Return, word for word, everything in the Django ticket from "Opened 12 years" down to "for pre-/post-init receivers.".

(Quoted text)
====================

Opened 12 years ago

Closed 12 years ago

Last modified 12 years ago

#18532 closed New feature (wontfix)

Mark when instance is loaded from database for pre-/post-init receivers.

Reported by: Vlastimil Zíma Owned by: nobody
Component: Database layer (models, ORM) Version: 1.4
Severity: Normal Keywords:
Cc: Triage Stage: Unreviewed
Has patch: no Needs documentation: no
Needs tests: no Patch needs improvement: no
Easy pickings: no UI/UX: no

Description

There is no way to find out if instance exists in database until initializing is complete. There is attribute Model._state.adding, but it is set after instance is initialized.

from django.db import models
from django.db.models import signals

class Parent(models.Model):
    pass

def callback(instance, **kwargs)
    print instance._state.adding

signals.post_init.connect(callback, sender=Parent)

p = Parent.objects.get(pk=1)
>>> True
p._state.adding
>>> False

Such flag can come handy to avoid subsequent SELECT queries to find out whether instance already exists in database.

Change History (5)

comment:1 by Anssi Kääriäinen, 12 years ago

Resolution: wontfix
Status: newclosed
Type: UncategorizedNew feature

Could you provide an use-case? I have been wondering if the pre/post_init signals are needed at all (instead of pre/post init hooks). So, I am interested in how the pre/post_init signals are used more generally.

This will not be easily done. The pre_init/post_init signals are sent from model.__init__ (and they have to be sent from there). The init API is part of public API. So, you can't add a "from_db" flag to __init__ to pass it to the signals.

If you can find a nice way to pass that information to the signals, then I don't see any harm in adding the information to the signals. However, I am closing this wontwix as I don't see any easy way to pass the information to the signals. If I am mistaken and there is a way to achieve this, then please reopen.

in reply to:  1 comment:2 by Vlastimil Zíma, 12 years ago

Replying to akaariai:

Could you provide an use-case? I have been wondering if the pre/post_init signals are needed at all (instead of pre/post init hooks). So, I am interested in how the pre/post_init signals are used more generally.

I tried to use signals post-save and post-init to create instances of related models (as model inheritance has very limited usage) e.g.

class Parent(models.Model):
    pass

class Child(models.Model):
    parent = models.OneToOneField(Parent, primary_key=True)

def post_save_callback(instance, created, raw, **kwargs)
    if instance.pk and created and not raw and not hasattr(instance, 'child'):
        Child.objects.get_or_create(parent=instance)

def post_init_callback(instance, created, raw, **kwargs)
    if instance.pk and not hasattr(instance, 'child'):
        Child.objects.get_or_create(parent=instance)

signals.post_save.connect(post_save_callback, sender=Parent)
# This one is required because save does not have to be run under transaction management and thus database does not have to end up in expected state.
signals.post_init.connect(post_init_callback, sender=Parent)

The get_or_create call in post-init always performs SELECT query, even if its is triggered as a result of database query itself.

Anyway, I do think there is more usage for flag which says that instance was loaded from database (like _state.adding), but is always set correctly.

This will not be easily done. The pre_init/post_init signals are sent from model.__init__ (and they have to be sent from there). The init API is part of public API. So, you can't add a "from_db" flag to __init__ to pass it to the signals.

====================

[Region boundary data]
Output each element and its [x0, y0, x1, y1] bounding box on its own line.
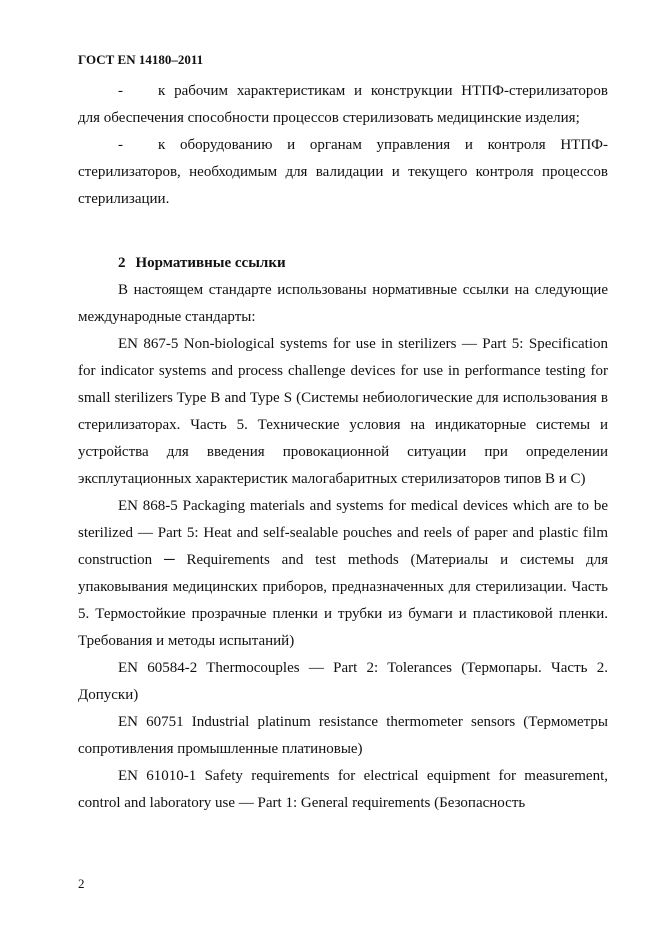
reference-entry: EN 60584-2 Thermocouples — Part 2: Tolerances (Термопары. Часть 2. Допуски) — [78, 660, 608, 703]
list-dash: - — [118, 137, 123, 153]
reference-entry: EN 867-5 Non-biological systems for use in sterilizers — Part 5: Specification for indicator systems and process challenge devices for use in performance testing for small sterilizers Type B and Type S (Системы небиологические для использования в стерилизаторах. Часть 5. Технические условия на индикаторные системы и устройства для введения провокационной ситуации при определении эксплутационных характеристик малогабаритных стерилизаторов типов B и C) — [78, 336, 608, 487]
page-content — [78, 78, 608, 817]
intro-list-item — [78, 132, 608, 213]
reference-entry: EN 60751 Industrial platinum resistance thermometer sensors (Термометры сопротивления промышленные платиновые) — [78, 714, 608, 757]
doc-header: ГОСТ EN 14180–2011 — [78, 52, 204, 67]
section-lead: В настоящем стандарте использованы нормативные ссылки на следующие международные стандарты: — [78, 282, 608, 325]
intro-item-text: к рабочим характеристикам и конструкции НТПФ-стерилизаторов для обеспечения способности процессов стерилизовать медицинские изделия; — [78, 83, 608, 126]
list-dash: - — [118, 83, 123, 99]
reference-entry: EN 868-5 Packaging materials and systems for medical devices which are to be sterilized — Part 5: Heat and self-sealable pouches and reels of paper and plastic film construction ─ Requirements and test methods (Материалы и системы для упаковывания медицинских приборов, предназначенных для стерилизации. Часть 5. Термостойкие прозрачные пленки и трубки из бумаги и пластиковой пленки. Требования и методы испытаний) — [78, 498, 608, 649]
page-number: 2 — [78, 876, 85, 891]
section-number: 2 — [118, 255, 126, 271]
section-title: Нормативные ссылки — [135, 255, 286, 271]
intro-list-item — [78, 78, 608, 132]
reference-entry: EN 61010-1 Safety requirements for electrical equipment for measurement, control and laboratory use — Part 1: General requirements (Безопасность — [78, 768, 608, 811]
intro-item-text: к оборудованию и органам управления и контроля НТПФ-стерилизаторов, необходимым для валидации и текущего контроля процессов стерилизации. — [78, 137, 608, 207]
section-heading — [78, 250, 608, 277]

====================

(Completed exercise)
Opened 12 years ago

Closed 12 years ago

Last modified 12 years ago

#18532 closed New feature (wontfix)

Mark when instance is loaded from database for pre-/post-init receivers.